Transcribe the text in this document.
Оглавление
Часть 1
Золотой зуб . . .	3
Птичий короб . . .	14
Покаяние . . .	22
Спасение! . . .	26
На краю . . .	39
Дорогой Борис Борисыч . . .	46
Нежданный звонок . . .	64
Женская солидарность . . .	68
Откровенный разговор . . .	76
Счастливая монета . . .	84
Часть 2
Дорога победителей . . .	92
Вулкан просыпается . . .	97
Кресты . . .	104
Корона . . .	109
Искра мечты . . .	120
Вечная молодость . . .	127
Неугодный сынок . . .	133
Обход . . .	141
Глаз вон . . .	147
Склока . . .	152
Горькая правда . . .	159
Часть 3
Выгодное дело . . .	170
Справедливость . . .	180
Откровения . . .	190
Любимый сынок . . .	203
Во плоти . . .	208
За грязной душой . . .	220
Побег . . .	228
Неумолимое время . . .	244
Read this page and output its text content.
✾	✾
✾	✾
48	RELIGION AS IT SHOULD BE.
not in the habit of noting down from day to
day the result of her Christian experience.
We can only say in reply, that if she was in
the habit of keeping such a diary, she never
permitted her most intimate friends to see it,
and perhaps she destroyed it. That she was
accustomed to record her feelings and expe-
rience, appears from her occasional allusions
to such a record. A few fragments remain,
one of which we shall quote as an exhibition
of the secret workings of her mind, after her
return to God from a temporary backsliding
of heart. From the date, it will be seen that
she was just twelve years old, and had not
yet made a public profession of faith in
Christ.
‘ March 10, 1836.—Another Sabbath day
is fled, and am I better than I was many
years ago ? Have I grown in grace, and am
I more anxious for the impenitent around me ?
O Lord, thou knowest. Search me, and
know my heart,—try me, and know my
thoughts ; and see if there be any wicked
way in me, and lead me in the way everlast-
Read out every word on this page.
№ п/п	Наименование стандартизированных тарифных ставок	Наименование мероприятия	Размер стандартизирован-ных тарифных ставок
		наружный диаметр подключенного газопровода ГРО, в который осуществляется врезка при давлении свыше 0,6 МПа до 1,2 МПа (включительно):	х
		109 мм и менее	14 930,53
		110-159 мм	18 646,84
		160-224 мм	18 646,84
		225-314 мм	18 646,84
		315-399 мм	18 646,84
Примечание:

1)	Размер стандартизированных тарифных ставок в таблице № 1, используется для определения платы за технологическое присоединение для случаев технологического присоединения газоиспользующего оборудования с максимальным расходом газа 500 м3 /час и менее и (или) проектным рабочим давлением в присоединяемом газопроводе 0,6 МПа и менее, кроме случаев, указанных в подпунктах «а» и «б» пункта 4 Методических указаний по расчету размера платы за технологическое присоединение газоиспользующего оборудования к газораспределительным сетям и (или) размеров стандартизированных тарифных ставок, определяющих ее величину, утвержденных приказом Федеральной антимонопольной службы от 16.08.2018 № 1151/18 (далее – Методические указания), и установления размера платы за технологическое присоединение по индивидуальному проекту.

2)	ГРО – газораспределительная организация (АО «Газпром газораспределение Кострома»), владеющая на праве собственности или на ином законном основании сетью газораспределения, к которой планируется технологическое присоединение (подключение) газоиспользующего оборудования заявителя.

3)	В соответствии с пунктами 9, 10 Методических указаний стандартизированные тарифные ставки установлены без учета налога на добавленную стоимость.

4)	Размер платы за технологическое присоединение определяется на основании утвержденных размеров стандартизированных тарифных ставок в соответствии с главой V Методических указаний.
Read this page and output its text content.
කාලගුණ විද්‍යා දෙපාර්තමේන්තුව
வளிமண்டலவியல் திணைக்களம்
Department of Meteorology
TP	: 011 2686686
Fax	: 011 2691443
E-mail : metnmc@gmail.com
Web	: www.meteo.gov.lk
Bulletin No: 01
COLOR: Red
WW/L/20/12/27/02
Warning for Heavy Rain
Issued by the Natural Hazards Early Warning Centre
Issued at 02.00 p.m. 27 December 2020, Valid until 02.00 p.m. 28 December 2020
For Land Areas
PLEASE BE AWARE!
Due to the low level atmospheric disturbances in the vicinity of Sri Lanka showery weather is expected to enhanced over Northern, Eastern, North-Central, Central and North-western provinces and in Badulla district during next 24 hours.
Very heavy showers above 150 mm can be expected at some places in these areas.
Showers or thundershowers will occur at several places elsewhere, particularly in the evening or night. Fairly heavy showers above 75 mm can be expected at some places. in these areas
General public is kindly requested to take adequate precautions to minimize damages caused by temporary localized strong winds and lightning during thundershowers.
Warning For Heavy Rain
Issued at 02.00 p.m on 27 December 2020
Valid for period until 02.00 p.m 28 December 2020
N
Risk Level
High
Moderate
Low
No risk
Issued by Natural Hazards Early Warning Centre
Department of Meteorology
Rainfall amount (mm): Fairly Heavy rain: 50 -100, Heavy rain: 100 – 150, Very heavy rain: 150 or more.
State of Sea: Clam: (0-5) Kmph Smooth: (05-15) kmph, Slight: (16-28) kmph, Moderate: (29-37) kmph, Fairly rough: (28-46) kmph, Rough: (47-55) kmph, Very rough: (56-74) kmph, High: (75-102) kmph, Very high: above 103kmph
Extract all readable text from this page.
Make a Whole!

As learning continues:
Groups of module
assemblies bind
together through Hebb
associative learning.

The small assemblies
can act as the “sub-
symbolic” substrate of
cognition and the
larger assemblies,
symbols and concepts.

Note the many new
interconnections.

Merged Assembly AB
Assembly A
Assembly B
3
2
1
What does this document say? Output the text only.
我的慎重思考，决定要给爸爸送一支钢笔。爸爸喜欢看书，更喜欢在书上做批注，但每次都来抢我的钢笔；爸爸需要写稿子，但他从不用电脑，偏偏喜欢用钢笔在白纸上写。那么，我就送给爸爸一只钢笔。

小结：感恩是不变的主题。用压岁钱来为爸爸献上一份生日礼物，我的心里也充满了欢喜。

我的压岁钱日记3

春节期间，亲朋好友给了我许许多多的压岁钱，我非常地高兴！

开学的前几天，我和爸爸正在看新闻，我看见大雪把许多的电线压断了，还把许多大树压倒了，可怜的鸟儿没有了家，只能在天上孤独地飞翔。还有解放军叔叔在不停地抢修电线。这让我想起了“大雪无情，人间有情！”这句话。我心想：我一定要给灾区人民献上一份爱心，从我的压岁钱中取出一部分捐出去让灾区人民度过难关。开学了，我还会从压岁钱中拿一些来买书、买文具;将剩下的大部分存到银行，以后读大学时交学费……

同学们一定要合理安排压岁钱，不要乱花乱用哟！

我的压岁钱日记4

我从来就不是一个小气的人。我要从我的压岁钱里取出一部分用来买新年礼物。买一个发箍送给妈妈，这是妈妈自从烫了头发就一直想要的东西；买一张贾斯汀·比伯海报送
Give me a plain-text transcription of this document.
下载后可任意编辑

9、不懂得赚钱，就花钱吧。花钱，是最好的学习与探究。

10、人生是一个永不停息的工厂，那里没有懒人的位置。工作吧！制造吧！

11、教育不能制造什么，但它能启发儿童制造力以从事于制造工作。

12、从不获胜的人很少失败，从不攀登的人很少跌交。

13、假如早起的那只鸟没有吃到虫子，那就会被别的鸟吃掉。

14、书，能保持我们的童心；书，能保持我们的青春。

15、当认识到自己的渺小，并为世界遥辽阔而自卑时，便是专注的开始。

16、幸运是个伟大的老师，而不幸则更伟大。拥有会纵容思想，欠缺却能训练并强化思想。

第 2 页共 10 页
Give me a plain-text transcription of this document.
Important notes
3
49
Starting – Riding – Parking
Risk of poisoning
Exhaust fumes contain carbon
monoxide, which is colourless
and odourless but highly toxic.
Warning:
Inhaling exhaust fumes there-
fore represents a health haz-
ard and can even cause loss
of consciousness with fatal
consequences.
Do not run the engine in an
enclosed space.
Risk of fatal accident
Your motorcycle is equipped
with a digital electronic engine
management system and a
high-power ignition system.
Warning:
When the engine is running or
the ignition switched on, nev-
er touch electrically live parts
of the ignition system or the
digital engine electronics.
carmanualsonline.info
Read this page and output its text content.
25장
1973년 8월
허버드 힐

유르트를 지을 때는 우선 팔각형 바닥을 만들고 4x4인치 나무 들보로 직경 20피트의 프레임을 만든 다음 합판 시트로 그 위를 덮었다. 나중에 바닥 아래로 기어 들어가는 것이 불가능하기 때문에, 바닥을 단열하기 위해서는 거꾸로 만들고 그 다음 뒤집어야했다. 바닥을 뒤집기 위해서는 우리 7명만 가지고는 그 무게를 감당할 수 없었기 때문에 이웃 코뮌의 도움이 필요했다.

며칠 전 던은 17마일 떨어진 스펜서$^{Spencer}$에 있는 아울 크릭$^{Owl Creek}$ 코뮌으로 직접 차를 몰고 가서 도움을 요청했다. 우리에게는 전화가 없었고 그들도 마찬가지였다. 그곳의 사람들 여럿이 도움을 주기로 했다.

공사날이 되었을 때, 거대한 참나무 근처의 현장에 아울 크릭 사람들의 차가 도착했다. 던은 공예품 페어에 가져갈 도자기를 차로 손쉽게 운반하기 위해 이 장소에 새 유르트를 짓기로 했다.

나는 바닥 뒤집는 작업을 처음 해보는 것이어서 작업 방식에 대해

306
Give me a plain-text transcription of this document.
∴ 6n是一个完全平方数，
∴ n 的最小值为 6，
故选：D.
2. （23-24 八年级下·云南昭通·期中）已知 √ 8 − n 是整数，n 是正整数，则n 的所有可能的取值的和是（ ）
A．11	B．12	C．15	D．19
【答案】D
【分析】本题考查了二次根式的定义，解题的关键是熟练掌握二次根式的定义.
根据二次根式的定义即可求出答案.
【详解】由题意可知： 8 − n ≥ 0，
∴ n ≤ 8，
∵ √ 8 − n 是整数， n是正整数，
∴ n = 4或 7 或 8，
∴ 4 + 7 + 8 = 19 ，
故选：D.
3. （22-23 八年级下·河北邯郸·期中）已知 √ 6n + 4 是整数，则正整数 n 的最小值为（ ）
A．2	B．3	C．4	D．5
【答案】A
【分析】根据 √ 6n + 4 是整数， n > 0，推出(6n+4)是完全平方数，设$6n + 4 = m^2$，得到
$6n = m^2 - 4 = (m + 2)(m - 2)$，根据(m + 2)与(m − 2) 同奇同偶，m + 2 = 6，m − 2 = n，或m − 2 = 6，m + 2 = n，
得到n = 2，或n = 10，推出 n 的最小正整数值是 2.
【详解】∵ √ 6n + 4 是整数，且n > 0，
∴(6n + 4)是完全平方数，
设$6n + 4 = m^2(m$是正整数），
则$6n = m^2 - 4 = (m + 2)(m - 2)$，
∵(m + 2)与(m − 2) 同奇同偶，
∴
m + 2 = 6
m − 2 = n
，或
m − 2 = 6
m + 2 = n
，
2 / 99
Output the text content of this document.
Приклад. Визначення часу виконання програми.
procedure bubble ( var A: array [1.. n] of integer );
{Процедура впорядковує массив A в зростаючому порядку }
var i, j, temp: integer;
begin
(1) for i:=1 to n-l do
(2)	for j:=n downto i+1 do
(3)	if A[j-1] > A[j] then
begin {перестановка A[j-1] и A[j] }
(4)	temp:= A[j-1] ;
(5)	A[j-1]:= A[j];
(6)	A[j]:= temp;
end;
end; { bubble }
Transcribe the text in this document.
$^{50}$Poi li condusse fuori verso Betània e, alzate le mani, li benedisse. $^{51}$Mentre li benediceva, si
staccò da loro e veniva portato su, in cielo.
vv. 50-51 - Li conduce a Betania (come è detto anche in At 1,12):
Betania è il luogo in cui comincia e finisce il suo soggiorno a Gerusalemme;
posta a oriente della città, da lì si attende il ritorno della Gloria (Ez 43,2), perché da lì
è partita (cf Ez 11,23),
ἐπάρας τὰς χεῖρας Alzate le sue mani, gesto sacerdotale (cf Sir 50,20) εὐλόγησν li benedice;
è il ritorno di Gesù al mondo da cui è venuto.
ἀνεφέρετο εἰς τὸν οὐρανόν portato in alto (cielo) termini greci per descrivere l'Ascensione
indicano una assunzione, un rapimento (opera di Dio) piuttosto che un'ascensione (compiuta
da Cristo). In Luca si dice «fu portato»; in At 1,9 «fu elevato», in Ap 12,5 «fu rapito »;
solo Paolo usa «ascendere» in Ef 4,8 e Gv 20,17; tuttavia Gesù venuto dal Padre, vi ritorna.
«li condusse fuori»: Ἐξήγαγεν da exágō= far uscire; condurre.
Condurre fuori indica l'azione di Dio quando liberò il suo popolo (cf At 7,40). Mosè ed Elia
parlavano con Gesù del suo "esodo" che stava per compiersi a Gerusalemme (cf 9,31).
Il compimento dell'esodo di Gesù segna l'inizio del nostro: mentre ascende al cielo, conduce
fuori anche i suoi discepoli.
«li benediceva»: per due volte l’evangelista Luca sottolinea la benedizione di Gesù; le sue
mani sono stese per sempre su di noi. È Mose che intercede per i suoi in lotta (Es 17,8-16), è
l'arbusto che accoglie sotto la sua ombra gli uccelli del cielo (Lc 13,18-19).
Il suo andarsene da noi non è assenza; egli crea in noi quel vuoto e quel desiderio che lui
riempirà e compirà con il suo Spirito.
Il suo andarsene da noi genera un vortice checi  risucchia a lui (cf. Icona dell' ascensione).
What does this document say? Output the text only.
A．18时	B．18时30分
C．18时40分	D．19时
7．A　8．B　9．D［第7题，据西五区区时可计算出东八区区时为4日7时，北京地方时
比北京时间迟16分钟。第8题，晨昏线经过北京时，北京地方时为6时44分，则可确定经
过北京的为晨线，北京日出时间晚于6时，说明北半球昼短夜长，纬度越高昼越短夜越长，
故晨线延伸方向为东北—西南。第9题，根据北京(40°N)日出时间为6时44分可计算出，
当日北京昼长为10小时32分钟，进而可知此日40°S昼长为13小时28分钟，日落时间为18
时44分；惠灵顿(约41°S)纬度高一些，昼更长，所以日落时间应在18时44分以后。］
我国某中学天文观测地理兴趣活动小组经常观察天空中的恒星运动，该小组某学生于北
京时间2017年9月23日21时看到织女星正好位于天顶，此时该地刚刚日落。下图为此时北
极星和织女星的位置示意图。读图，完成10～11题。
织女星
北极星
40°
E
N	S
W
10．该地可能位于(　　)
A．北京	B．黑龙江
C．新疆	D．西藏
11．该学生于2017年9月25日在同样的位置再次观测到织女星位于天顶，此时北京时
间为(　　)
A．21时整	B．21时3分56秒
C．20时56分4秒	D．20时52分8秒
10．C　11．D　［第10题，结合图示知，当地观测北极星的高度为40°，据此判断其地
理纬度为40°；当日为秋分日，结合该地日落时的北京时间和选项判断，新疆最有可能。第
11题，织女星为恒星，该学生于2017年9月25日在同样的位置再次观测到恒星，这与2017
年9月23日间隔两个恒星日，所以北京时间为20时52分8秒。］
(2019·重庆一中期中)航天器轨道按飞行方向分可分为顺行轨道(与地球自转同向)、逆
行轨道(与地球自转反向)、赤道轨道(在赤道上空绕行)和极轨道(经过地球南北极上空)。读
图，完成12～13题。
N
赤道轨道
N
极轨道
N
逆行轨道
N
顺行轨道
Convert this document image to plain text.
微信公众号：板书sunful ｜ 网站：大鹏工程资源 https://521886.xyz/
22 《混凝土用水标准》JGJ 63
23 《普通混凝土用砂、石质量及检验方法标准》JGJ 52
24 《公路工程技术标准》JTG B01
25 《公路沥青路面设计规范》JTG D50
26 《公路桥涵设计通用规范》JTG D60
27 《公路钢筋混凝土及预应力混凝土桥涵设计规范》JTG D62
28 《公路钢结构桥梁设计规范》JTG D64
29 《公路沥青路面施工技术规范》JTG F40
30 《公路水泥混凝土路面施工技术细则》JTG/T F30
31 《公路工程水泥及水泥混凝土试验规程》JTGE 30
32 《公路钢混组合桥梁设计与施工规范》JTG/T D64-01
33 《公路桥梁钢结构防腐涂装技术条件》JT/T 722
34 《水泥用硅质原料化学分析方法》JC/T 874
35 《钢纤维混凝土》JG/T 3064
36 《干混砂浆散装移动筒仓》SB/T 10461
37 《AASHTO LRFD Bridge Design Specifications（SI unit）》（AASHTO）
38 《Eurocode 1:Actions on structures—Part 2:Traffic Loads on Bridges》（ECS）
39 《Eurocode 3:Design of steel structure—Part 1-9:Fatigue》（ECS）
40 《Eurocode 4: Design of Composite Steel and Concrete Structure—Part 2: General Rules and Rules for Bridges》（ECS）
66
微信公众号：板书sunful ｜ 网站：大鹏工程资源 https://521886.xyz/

########################################

#### THE REQUEST:
The answer is the number of lines in the preceding material that hold "fatal"; write that number and nothing else.

#### WRITTEN SOLUTION:
2